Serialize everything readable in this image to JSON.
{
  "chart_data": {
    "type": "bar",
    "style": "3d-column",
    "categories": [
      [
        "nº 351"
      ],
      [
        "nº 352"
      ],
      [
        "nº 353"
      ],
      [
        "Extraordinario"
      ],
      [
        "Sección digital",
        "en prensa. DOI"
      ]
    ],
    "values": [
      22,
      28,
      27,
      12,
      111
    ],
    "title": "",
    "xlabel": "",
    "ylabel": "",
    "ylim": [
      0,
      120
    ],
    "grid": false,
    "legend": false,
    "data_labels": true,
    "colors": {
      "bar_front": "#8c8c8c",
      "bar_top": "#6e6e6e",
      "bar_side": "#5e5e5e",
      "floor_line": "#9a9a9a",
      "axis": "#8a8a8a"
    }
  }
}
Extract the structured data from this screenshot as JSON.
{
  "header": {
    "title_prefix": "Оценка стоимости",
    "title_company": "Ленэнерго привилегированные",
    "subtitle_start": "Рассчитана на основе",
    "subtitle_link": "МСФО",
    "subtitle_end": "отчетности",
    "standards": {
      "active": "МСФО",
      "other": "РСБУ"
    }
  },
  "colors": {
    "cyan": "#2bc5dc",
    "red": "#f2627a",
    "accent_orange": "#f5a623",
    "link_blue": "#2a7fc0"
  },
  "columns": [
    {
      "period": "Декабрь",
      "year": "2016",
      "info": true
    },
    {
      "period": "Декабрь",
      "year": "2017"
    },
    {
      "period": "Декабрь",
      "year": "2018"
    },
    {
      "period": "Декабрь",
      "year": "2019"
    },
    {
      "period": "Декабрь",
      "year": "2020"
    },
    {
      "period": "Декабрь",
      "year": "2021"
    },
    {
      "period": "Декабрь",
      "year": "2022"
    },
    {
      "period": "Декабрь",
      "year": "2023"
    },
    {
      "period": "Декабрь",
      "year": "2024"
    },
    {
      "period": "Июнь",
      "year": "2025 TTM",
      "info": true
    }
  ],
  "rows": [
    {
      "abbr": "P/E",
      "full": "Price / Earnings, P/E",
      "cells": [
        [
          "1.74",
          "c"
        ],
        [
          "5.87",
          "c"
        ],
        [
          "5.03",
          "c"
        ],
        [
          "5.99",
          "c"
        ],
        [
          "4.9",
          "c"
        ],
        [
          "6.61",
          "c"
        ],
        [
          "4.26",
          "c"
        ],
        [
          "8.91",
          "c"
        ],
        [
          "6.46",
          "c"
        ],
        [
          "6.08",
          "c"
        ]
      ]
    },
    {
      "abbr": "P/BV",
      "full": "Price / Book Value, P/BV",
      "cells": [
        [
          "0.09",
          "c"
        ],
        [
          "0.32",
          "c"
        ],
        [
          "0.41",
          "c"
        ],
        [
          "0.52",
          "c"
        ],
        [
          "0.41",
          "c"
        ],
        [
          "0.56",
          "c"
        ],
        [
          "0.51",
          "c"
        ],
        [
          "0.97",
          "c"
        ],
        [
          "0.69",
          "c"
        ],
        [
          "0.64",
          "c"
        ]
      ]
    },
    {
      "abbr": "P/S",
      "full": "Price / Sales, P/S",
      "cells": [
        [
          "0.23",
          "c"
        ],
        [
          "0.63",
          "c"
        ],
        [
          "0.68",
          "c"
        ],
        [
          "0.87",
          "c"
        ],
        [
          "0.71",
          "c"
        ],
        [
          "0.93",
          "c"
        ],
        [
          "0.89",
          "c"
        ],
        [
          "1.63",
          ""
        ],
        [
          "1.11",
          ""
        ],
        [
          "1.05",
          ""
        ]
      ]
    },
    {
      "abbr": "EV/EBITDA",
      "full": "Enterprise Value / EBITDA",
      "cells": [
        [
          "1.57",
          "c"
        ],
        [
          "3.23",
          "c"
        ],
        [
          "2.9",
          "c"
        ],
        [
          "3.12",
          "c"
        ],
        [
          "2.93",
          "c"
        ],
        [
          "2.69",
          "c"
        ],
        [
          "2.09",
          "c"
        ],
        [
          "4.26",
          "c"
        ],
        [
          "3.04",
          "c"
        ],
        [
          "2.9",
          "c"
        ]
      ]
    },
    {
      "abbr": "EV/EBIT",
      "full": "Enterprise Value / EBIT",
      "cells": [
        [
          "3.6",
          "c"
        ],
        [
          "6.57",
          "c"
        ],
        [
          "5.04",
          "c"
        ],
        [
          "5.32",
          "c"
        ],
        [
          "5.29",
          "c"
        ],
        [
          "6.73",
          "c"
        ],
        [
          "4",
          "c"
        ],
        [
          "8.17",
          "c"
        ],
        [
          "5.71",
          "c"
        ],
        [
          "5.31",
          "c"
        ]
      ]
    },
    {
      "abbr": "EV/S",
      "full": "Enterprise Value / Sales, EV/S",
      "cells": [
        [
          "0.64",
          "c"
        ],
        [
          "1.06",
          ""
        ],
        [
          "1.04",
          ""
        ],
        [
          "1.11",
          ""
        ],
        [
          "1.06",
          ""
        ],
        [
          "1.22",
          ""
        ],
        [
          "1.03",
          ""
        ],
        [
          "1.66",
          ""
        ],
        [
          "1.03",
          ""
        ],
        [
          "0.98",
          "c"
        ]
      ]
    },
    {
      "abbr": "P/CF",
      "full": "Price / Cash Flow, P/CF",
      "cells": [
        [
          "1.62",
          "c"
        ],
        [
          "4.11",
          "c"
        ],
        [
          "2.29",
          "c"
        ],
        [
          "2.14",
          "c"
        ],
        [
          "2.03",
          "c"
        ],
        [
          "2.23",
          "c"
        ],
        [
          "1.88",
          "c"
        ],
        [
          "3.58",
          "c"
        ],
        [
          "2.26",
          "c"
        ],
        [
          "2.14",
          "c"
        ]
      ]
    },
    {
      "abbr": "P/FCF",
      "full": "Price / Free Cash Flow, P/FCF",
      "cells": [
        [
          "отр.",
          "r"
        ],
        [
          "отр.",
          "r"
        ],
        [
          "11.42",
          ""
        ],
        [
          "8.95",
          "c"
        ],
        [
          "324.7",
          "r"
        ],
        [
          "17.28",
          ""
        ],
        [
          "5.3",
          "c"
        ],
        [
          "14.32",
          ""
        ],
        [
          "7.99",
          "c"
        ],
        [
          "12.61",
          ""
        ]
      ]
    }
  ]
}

= = = = = = =

- _Problem requirements_
Each line of the listing above should be output exactly.

- _Result for this task_
Serialize everything readable in this image to JSON.
{
  "chart_data": {
    "type": "bar",
    "style": "3d-column",
    "categories": [
      [
        "nº 351"
      ],
      [
        "nº 352"
      ],
      [
        "nº 353"
      ],
      [
        "Extraordinario"
      ],
      [
        "Sección digital",
        "en prensa. DOI"
      ]
    ],
    "values": [
      22,
      28,
      27,
      12,
      111
    ],
    "title": "",
    "xlabel": "",
    "ylabel": "",
    "ylim": [
      0,
      120
    ],
    "grid": false,
    "legend": false,
    "data_labels": true,
    "colors": {
      "bar_front": "#8c8c8c",
      "bar_top": "#6e6e6e",
      "bar_side": "#5e5e5e",
      "floor_line": "#9a9a9a",
      "axis": "#8a8a8a"
    }
  }
}
Extract the structured data from this screenshot as JSON.
{
  "header": {
    "title_prefix": "Оценка стоимости",
    "title_company": "Ленэнерго привилегированные",
    "subtitle_start": "Рассчитана на основе",
    "subtitle_link": "МСФО",
    "subtitle_end": "отчетности",
    "standards": {
      "active": "МСФО",
      "other": "РСБУ"
    }
  },
  "colors": {
    "cyan": "#2bc5dc",
    "red": "#f2627a",
    "accent_orange": "#f5a623",
    "link_blue": "#2a7fc0"
  },
  "columns": [
    {
      "period": "Декабрь",
      "year": "2016",
      "info": true
    },
    {
      "period": "Декабрь",
      "year": "2017"
    },
    {
      "period": "Декабрь",
      "year": "2018"
    },
    {
      "period": "Декабрь",
      "year": "2019"
    },
    {
      "period": "Декабрь",
      "year": "2020"
    },
    {
      "period": "Декабрь",
      "year": "2021"
    },
    {
      "period": "Декабрь",
      "year": "2022"
    },
    {
      "period": "Декабрь",
      "year": "2023"
    },
    {
      "period": "Декабрь",
      "year": "2024"
    },
    {
      "period": "Июнь",
      "year": "2025 TTM",
      "info": true
    }
  ],
  "rows": [
    {
      "abbr": "P/E",
      "full": "Price / Earnings, P/E",
      "cells": [
        [
          "1.74",
          "c"
        ],
        [
          "5.87",
          "c"
        ],
        [
          "5.03",
          "c"
        ],
        [
          "5.99",
          "c"
        ],
        [
          "4.9",
          "c"
        ],
        [
          "6.61",
          "c"
        ],
        [
          "4.26",
          "c"
        ],
        [
          "8.91",
          "c"
        ],
        [
          "6.46",
          "c"
        ],
        [
          "6.08",
          "c"
        ]
      ]
    },
    {
      "abbr": "P/BV",
      "full": "Price / Book Value, P/BV",
      "cells": [
        [
          "0.09",
          "c"
        ],
        [
          "0.32",
          "c"
        ],
        [
          "0.41",
          "c"
        ],
        [
          "0.52",
          "c"
        ],
        [
          "0.41",
          "c"
        ],
        [
          "0.56",
          "c"
        ],
        [
          "0.51",
          "c"
        ],
        [
          "0.97",
          "c"
        ],
        [
          "0.69",
          "c"
        ],
        [
          "0.64",
          "c"
        ]
      ]
    },
    {
      "abbr": "P/S",
      "full": "Price / Sales, P/S",
      "cells": [
        [
          "0.23",
          "c"
        ],
        [
          "0.63",
          "c"
        ],
        [
          "0.68",
          "c"
        ],
        [
          "0.87",
          "c"
        ],
        [
          "0.71",
          "c"
        ],
        [
          "0.93",
          "c"
        ],
        [
          "0.89",
          "c"
        ],
        [
          "1.63",
          ""
        ],
        [
          "1.11",
          ""
        ],
        [
          "1.05",
          ""
        ]
      ]
    },
    {
      "abbr": "EV/EBITDA",
      "full": "Enterprise Value / EBITDA",
      "cells": [
        [
          "1.57",
          "c"
        ],
        [
          "3.23",
          "c"
        ],
        [
          "2.9",
          "c"
        ],
        [
          "3.12",
          "c"
        ],
        [
          "2.93",
          "c"
        ],
        [
          "2.69",
          "c"
        ],
        [
          "2.09",
          "c"
        ],
        [
          "4.26",
          "c"
        ],
        [
          "3.04",
          "c"
        ],
        [
          "2.9",
          "c"
        ]
      ]
    },
    {
      "abbr": "EV/EBIT",
      "full": "Enterprise Value / EBIT",
      "cells": [
        [
          "3.6",
          "c"
        ],
        [
          "6.57",
          "c"
        ],
        [
          "5.04",
          "c"
        ],
        [
          "5.32",
          "c"
        ],
        [
          "5.29",
          "c"
        ],
        [
          "6.73",
          "c"
        ],
        [
          "4",
          "c"
        ],
        [
          "8.17",
          "c"
        ],
        [
          "5.71",
          "c"
        ],
        [
          "5.31",
          "c"
        ]
      ]
    },
    {
      "abbr": "EV/S",
      "full": "Enterprise Value / Sales, EV/S",
      "cells": [
        [
          "0.64",
          "c"
        ],
        [
          "1.06",
          ""
        ],
        [
          "1.04",
          ""
        ],
        [
          "1.11",
          ""
        ],
        [
          "1.06",
          ""
        ],
        [
          "1.22",
          ""
        ],
        [
          "1.03",
          ""
        ],
        [
          "1.66",
          ""
        ],
        [
          "1.03",
          ""
        ],
        [
          "0.98",
          "c"
        ]
      ]
    },
    {
      "abbr": "P/CF",
      "full": "Price / Cash Flow, P/CF",
      "cells": [
        [
          "1.62",
          "c"
        ],
        [
          "4.11",
          "c"
        ],
        [
          "2.29",
          "c"
        ],
        [
          "2.14",
          "c"
        ],
        [
          "2.03",
          "c"
        ],
        [
          "2.23",
          "c"
        ],
        [
          "1.88",
          "c"
        ],
        [
          "3.58",
          "c"
        ],
        [
          "2.26",
          "c"
        ],
        [
          "2.14",
          "c"
        ]
      ]
    },
    {
      "abbr": "P/FCF",
      "full": "Price / Free Cash Flow, P/FCF",
      "cells": [
        [
          "отр.",
          "r"
        ],
        [
          "отр.",
          "r"
        ],
        [
          "11.42",
          ""
        ],
        [
          "8.95",
          "c"
        ],
        [
          "324.7",
          "r"
        ],
        [
          "17.28",
          ""
        ],
        [
          "5.3",
          "c"
        ],
        [
          "14.32",
          ""
        ],
        [
          "7.99",
          "c"
        ],
        [
          "12.61",
          ""
        ]
      ]
    }
  ]
}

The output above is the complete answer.